*Source data:*
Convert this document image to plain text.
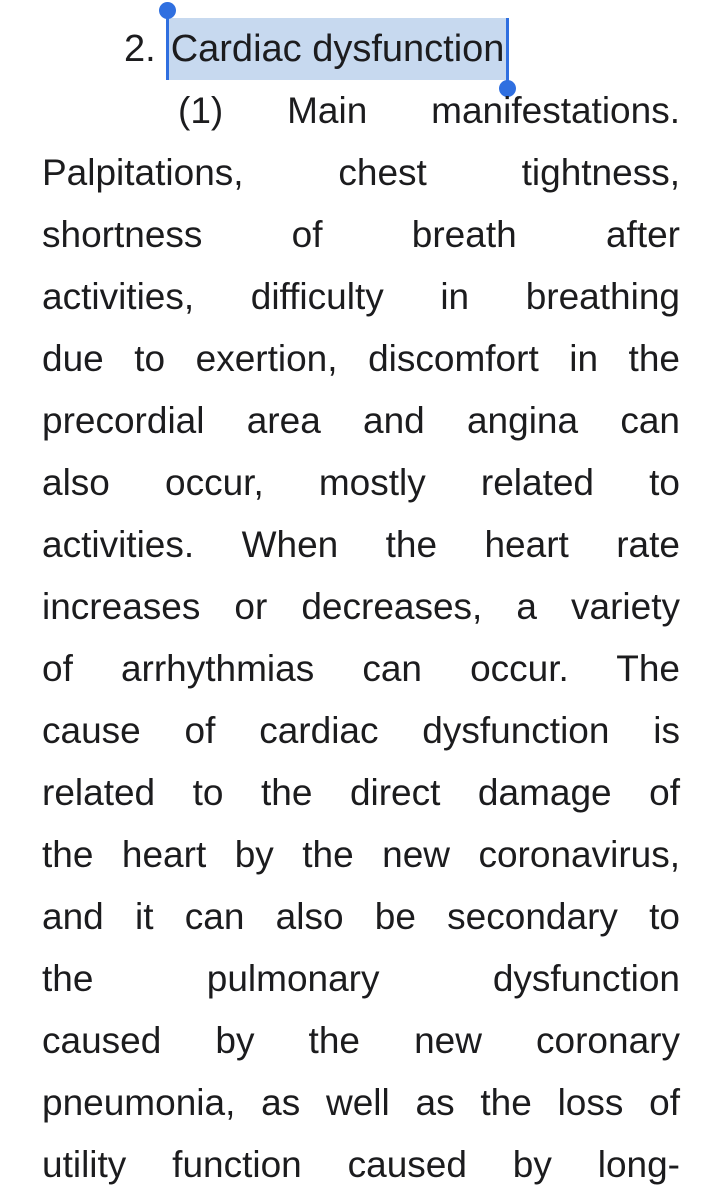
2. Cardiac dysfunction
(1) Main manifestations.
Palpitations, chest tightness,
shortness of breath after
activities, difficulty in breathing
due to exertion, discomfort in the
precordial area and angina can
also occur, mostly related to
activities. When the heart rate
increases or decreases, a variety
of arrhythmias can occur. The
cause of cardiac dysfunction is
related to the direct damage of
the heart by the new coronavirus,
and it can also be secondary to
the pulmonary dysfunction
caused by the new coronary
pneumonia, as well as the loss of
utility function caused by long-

==

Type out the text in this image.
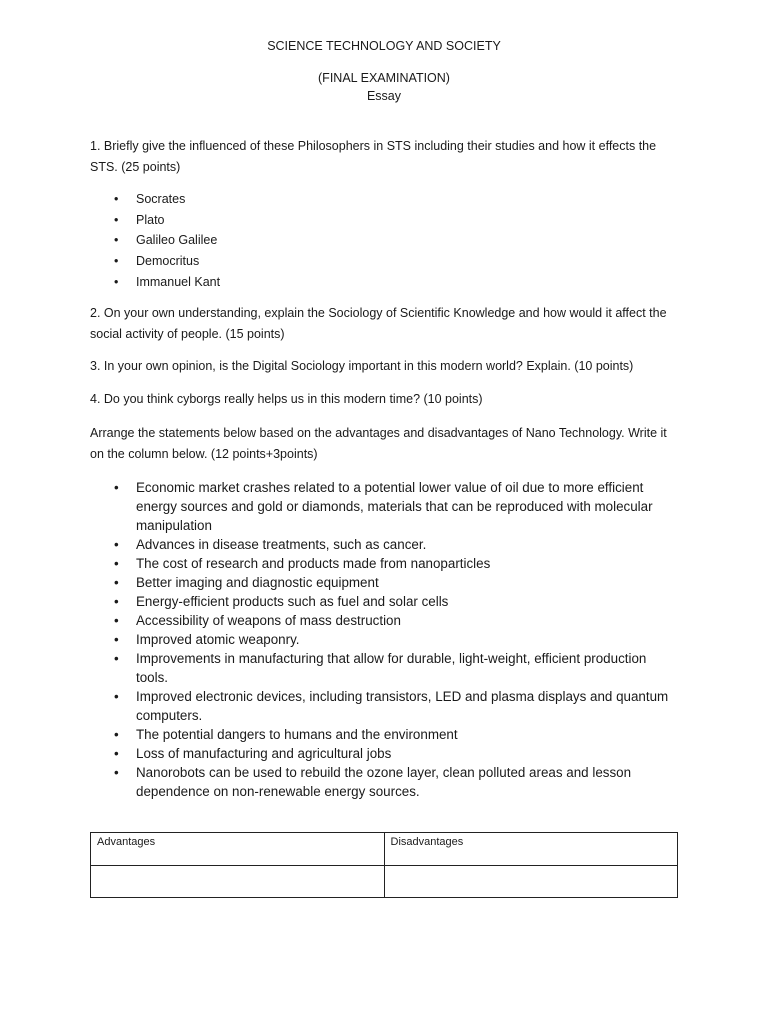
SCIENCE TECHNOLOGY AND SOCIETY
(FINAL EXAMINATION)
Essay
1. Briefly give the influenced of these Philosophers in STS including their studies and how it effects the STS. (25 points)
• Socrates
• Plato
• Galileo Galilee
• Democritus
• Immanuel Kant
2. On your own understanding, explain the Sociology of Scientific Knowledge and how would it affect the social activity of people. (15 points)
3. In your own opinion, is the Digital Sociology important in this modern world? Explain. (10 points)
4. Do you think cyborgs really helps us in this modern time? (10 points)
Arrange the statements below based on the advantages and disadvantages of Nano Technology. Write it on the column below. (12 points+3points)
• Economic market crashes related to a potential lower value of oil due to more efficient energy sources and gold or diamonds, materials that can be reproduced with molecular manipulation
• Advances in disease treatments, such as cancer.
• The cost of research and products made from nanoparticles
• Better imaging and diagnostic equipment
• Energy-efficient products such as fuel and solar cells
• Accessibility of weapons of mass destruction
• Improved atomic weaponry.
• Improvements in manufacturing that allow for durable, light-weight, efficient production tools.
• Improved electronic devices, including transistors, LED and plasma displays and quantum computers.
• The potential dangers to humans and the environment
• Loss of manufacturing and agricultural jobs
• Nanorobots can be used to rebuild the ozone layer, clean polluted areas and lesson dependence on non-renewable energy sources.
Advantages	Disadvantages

*Exercise aim:* For every line of the data above that contains "also", copy that line.

*Task result:*
also occur, mostly related to
and it can also be secondary to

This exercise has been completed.